§ **TO DO**
a) Please say whether each statement, (i) to (iii), agrees with the passage on the Baltimore Lectures, answering yes or no and quoting the deciding words from that passage. (i) The Baltimore Lectures were given at Johns Hopkins University in 1884. (ii) Mr. A. S. Hathaway revised the lectures. (iii) Lord Kelvin took the electromagnetic theory as the basis for the wave theory of light.
b) Carry on the passage on the Baltimore Lectures from its final sentence.

The British Association Committee also worked out a complete system of units for all electrical and magnetic quantities, and gave the first systematic statement of their relations, that is, of the so-called dimensional equations of the quantities. This will be found in the works to which reference has already been made (p. [251]).
CHAPTER XIV
THE BALTIMORE LECTURES
The Baltimore Lectures were delivered in 1884 at Johns Hopkins University, soon after the Montreal meeting of the British Association. The subject chosen was the Wave Theory of Light; and the idea underlying the course was to discuss the difficulties of this theory to "Professorial fellow-students in physical science." A stenographic report of the course was taken by Mr. A. S. Hathaway, and was published soon after. The lectures were revised by Lord Kelvin, and the book now known as The Baltimore Lectures was published just twenty years later (in 1904) at the Cambridge University Press. It is absolutely impossible in such a memoir as the present to give any account of the discussions contained in the lectures as now published. The difficulties dealt with can for the most part only be understood by those who are acquainted with the wave theory of light in its details, and such readers will naturally go direct to the book itself.
Some of the difficulties, however, were frequently alluded to in Lord Kelvin's ordinary lectures, and all his old students will remember the animation with which he discussed the apparent anomaly of a medium like the luminiferous ether, which is of such enormous rigidity that (on the elastic solid theory) a wave of transverse oscillation is propagated through it with a speed of 3 × 1010 centimetres (186,000 miles) per second, and yet appears to offer no impediment to the slow motion of the heavenly bodies. For Lord Kelvin adopted the elastic solid theory of propagation of light as "the only tenable foundation for the wave theory of light in the present state of our knowledge," and dismissed the electromagnetic theory (his words were spoken in 1884, it is to be remembered) with the statement of his strong view that an electric displacement perpendicular to the line of propagation, accompanied by a magnetic disturbance at right angles to both, is inadmissible.

§ **DATA ROWS**
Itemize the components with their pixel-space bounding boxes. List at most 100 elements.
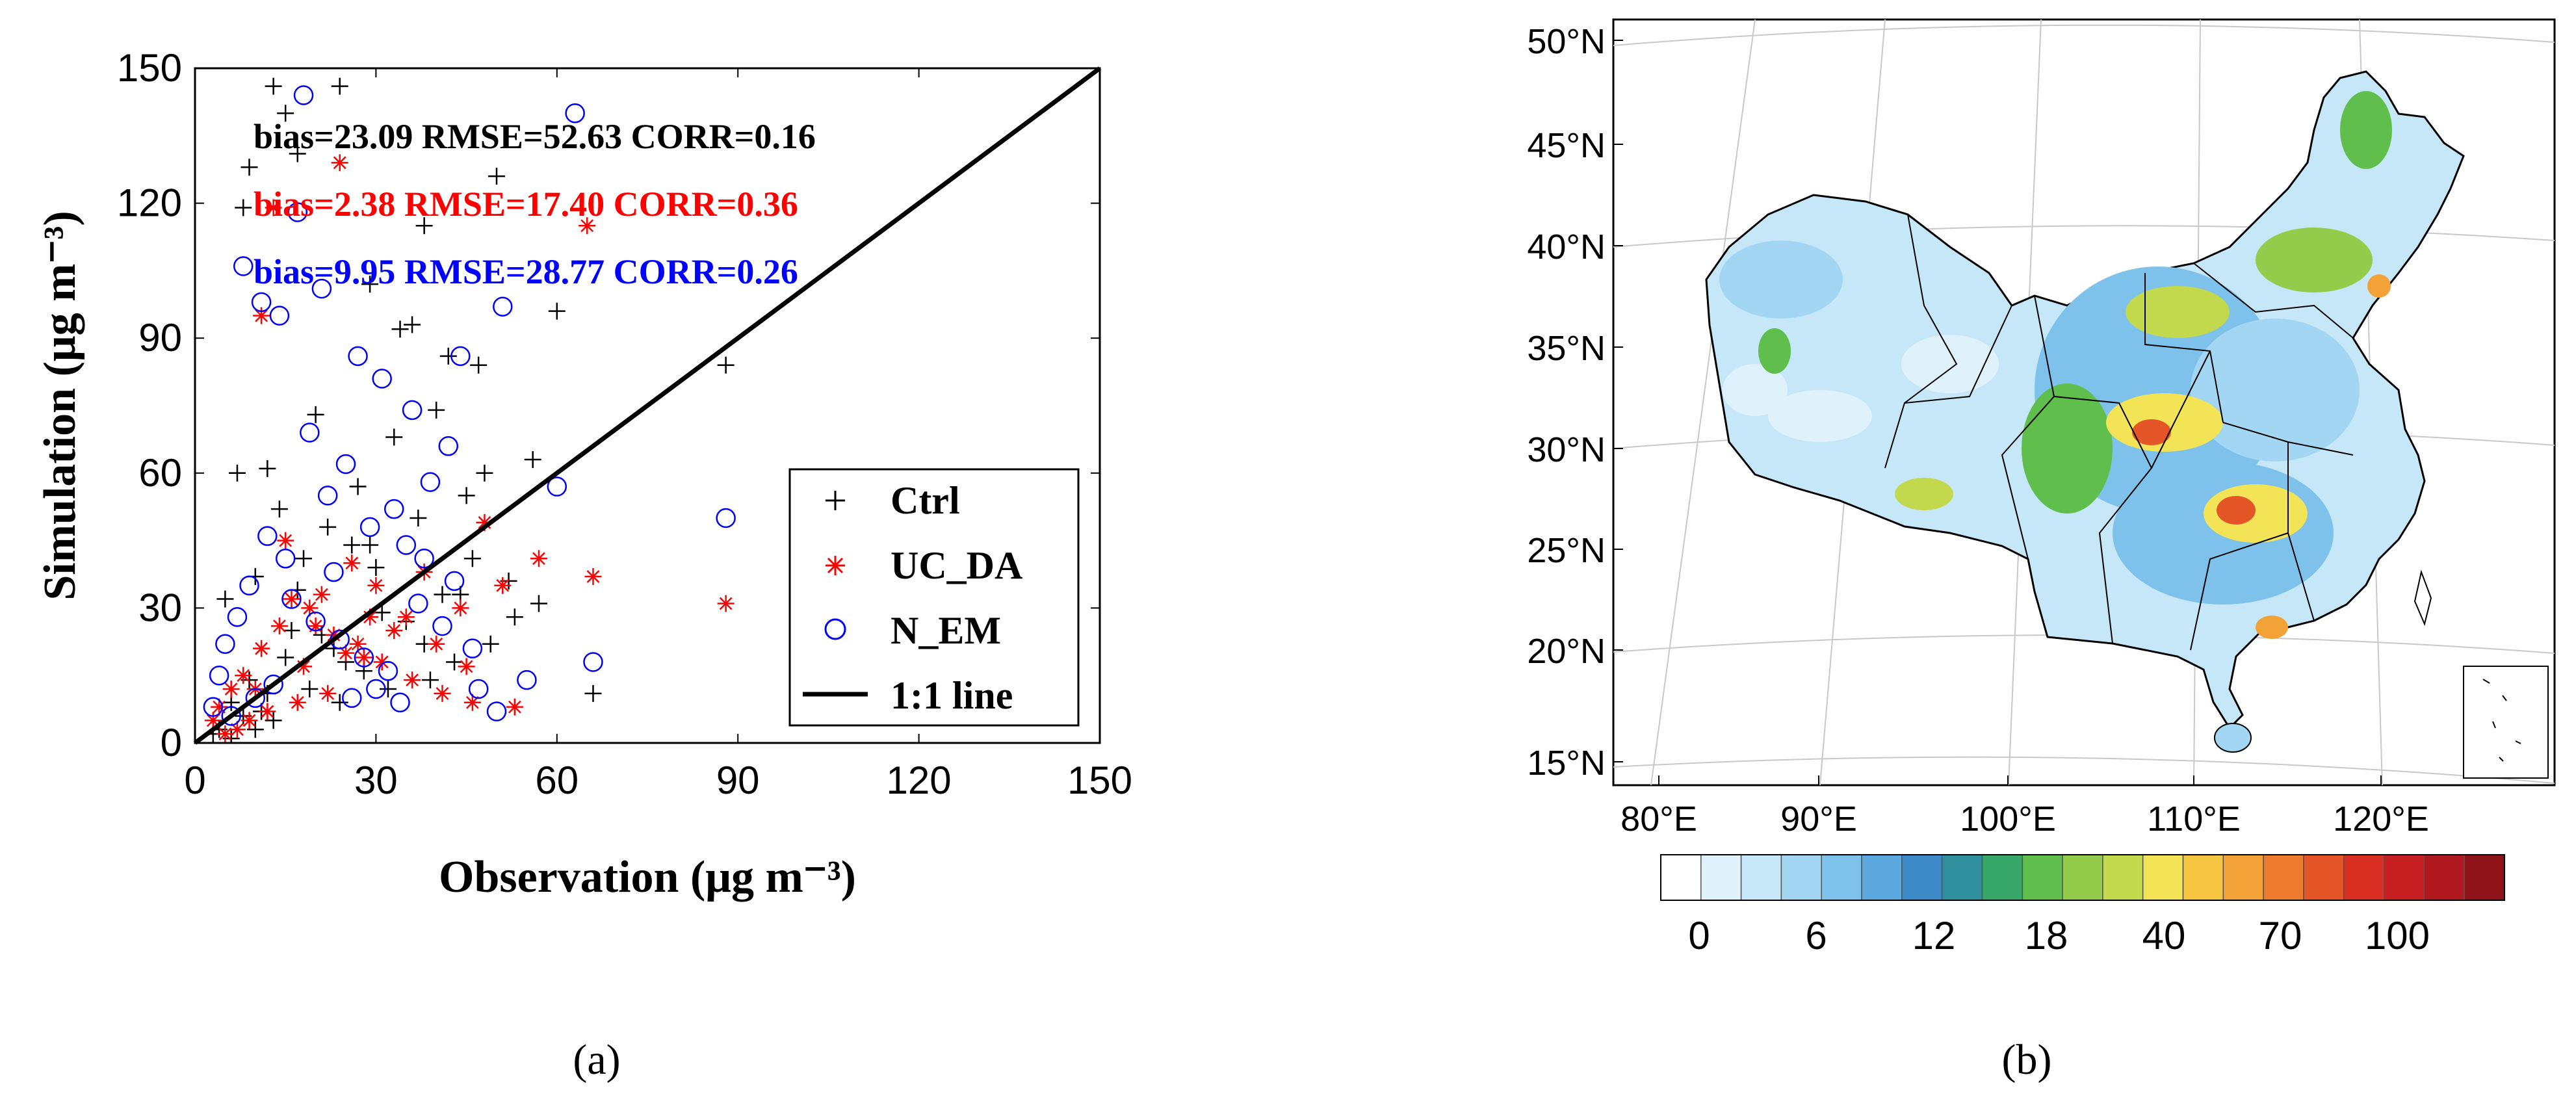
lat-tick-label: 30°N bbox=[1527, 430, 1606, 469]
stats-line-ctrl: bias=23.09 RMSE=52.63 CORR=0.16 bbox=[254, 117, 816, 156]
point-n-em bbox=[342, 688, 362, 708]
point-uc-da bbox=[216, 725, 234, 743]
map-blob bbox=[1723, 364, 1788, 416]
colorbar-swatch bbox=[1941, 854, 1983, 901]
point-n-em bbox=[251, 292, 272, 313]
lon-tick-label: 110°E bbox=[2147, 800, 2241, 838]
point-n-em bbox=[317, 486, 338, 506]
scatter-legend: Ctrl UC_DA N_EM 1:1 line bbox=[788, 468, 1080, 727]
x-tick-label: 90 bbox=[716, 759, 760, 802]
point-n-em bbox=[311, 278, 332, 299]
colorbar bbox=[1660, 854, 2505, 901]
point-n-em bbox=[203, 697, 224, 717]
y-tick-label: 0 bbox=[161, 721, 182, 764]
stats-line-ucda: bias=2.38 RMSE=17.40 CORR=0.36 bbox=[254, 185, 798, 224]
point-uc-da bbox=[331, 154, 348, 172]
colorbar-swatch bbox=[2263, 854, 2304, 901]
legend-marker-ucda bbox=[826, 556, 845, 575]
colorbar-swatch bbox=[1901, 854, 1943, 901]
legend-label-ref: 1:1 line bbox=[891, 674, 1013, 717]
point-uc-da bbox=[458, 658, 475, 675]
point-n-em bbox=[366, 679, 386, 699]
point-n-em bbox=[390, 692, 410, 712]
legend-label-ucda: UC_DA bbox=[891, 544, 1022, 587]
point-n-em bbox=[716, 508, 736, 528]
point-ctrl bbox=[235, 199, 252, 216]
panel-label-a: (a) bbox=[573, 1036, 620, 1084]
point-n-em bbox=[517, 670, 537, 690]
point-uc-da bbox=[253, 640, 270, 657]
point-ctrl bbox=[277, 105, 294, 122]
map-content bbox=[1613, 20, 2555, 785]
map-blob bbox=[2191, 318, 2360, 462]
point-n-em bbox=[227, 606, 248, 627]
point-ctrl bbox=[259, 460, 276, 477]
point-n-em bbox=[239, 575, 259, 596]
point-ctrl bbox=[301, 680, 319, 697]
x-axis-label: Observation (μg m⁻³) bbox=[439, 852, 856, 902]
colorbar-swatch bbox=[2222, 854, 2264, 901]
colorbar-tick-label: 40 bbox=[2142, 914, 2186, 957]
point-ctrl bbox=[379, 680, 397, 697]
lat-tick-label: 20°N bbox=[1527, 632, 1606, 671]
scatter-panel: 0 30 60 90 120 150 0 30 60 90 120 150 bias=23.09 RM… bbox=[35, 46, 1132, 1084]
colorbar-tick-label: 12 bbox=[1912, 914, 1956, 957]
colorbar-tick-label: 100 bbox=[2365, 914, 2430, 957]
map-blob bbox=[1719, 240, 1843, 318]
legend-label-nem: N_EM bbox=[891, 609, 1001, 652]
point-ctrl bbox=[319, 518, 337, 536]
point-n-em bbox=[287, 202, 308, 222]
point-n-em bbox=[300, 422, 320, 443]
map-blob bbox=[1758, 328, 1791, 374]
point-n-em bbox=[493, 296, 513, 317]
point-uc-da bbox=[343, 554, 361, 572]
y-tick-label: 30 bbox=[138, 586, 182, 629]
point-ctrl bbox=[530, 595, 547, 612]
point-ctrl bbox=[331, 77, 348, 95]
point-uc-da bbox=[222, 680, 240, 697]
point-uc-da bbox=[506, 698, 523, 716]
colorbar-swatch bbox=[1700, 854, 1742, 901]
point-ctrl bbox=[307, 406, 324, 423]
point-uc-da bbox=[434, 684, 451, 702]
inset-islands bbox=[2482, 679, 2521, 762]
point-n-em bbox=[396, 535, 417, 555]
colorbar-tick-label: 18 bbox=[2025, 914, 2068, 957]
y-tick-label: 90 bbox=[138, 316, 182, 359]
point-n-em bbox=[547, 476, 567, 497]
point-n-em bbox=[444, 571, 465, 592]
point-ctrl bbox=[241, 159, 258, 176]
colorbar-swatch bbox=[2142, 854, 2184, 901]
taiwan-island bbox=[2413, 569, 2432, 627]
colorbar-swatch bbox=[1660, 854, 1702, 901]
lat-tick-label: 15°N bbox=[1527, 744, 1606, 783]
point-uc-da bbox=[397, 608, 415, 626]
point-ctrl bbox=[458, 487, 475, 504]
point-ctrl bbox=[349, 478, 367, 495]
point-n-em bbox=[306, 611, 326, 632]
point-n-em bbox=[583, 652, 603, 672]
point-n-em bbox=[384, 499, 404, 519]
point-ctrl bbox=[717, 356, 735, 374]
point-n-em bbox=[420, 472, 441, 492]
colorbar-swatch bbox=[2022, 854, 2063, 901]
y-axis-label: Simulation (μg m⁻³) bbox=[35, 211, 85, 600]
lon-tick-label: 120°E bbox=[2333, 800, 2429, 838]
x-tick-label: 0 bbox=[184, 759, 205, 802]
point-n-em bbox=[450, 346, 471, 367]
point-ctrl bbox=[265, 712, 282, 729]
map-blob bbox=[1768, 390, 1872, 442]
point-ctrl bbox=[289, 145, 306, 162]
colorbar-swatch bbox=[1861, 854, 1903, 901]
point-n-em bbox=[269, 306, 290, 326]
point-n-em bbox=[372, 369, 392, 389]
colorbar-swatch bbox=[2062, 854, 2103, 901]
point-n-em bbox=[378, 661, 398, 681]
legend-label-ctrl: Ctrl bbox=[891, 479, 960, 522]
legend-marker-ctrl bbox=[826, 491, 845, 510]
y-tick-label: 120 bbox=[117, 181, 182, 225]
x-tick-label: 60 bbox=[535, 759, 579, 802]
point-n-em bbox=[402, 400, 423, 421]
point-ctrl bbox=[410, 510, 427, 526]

§ **TASK ANSWERS**
a)
(i) Yes: "The Baltimore Lectures were delivered in 1884 at Johns Hopkins University"
(ii) No: "The lectures were revised by Lord Kelvin"
(iii) No: "Lord Kelvin adopted the elastic solid theory of propagation of light as "the only tenable foundation for the wave theory of light in the present state of our knowledge,""

b)
And he goes on to say that "when we have an electromagnetic theory of light," electric displacement will be seen as in the direction of propagation, with Fresnelian vibrations perpendicular to that direction. In the preface, of date January 1904, the insufficiency of the elastic solid theory is admitted, and the question of the electromagnetic theory again referred to. He says there that the object of the Baltimore Lectures was to ascertain how far the phenomena of light could be explained within the limits of the elastic solid theory. And the answer is "everything non-magnetic; nothing magnetic." But he adds, "The so-called electromagnetic theory of light has not helped us hitherto," and that the problem is now fully before physicists of constructing a "comprehensive dynamics of ether, electricity, and ponderable matter which shall include electrostatic force, magnetostatic force, electromagnetism, electrochemistry, and the wave theory of light."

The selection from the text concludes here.